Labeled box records
★ ★ ★ ★ ★ ★ ★
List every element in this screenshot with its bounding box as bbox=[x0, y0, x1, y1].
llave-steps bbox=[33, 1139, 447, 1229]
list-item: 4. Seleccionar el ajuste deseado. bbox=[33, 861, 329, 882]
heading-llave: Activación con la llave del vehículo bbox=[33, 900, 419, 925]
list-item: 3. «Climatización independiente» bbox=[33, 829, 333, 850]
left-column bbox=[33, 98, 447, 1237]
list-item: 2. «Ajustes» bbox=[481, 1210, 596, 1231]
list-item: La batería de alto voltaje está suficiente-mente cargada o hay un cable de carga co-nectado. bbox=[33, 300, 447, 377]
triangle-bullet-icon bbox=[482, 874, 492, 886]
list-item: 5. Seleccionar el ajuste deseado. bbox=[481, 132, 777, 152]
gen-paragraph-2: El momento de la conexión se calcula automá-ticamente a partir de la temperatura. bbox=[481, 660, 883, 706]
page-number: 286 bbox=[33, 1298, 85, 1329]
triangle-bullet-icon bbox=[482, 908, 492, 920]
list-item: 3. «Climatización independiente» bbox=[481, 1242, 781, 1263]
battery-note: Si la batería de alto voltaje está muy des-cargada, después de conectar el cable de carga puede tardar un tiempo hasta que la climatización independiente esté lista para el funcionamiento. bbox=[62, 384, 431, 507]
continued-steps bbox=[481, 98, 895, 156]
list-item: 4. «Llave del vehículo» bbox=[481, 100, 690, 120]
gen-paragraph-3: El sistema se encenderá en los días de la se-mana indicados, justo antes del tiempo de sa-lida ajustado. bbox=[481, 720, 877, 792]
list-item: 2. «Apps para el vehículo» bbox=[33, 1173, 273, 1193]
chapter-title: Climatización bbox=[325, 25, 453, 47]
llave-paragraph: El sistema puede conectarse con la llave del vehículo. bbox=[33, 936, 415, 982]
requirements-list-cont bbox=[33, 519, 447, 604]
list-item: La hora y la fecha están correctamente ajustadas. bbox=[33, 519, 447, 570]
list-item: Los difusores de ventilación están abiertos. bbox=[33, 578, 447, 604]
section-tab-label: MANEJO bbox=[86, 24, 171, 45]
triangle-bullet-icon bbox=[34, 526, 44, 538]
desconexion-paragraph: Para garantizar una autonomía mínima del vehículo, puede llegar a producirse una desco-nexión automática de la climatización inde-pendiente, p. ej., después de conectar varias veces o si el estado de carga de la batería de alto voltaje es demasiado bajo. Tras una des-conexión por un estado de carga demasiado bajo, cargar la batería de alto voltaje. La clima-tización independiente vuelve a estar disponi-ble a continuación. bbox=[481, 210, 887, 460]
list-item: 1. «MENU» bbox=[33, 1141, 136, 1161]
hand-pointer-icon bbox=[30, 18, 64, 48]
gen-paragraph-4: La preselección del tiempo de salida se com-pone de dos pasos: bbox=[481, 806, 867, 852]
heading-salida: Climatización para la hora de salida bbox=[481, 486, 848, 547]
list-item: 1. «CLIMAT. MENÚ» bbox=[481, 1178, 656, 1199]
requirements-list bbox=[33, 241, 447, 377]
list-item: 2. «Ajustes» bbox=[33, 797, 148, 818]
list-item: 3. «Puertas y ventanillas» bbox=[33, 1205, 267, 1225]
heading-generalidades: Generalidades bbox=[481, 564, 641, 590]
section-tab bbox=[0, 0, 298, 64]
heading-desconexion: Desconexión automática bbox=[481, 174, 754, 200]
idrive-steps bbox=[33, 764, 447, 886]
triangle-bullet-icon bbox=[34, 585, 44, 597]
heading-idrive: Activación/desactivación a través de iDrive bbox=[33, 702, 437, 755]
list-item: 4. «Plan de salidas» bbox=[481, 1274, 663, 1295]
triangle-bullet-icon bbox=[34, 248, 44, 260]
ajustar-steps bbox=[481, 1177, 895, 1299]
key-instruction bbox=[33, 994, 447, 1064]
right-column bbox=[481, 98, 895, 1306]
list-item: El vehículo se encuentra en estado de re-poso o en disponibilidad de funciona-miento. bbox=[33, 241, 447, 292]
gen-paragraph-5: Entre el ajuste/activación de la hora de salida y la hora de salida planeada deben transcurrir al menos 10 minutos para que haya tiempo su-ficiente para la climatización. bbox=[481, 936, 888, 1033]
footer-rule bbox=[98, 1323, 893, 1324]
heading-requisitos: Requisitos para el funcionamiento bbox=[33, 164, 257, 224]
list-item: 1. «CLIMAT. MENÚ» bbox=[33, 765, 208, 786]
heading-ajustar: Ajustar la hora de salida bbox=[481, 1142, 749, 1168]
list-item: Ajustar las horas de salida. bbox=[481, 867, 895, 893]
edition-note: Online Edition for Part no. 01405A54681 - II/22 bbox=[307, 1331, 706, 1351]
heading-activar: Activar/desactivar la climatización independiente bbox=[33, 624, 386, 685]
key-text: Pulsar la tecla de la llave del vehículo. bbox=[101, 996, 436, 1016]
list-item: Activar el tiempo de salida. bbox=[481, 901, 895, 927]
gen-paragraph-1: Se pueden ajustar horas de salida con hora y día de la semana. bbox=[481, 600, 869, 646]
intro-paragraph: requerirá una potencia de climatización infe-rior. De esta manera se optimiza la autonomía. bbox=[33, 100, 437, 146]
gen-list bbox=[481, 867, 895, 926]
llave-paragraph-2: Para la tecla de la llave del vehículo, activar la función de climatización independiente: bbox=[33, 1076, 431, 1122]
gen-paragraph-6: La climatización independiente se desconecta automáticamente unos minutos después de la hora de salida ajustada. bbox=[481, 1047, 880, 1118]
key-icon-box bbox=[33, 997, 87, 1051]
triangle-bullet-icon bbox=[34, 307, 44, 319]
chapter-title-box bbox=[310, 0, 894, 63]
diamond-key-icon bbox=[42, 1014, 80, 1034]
★ ★ ★ ★ ★ ★ ★
- DIRECTIONS: Can you output everything from the start of the material down to the line containing "list-item: 5. Seleccionar", both ends included, as a Markdown table with the columns Row and Line, leaving out blank lines?

- EXERCISE OUTPUT:
| Row | Line |
|---|---|
| 1 | List every element in this screenshot with its bounding box as bbox=[x0, y0, x1, y1]. |
| 2 | llave-steps bbox=[33, 1139, 447, 1229] |
| 3 | list-item: 4. Seleccionar el ajuste deseado. bbox=[33, 861, 329, 882] |
| 4 | heading-llave: Activación con la llave del vehículo bbox=[33, 900, 419, 925] |
| 5 | list-item: 3. «Climatización independiente» bbox=[33, 829, 333, 850] |
| 6 | left-column bbox=[33, 98, 447, 1237] |
| 7 | list-item: 2. «Ajustes» bbox=[481, 1210, 596, 1231] |
| 8 | list-item: La batería de alto voltaje está suficiente-mente cargada o hay un cable de carga co-nectado. bbox=[33, 300, 447, 377] |
| 9 | triangle-bullet-icon bbox=[482, 874, 492, 886] |
| 10 | list-item: 5. Seleccionar el ajuste deseado. bbox=[481, 132, 777, 152] |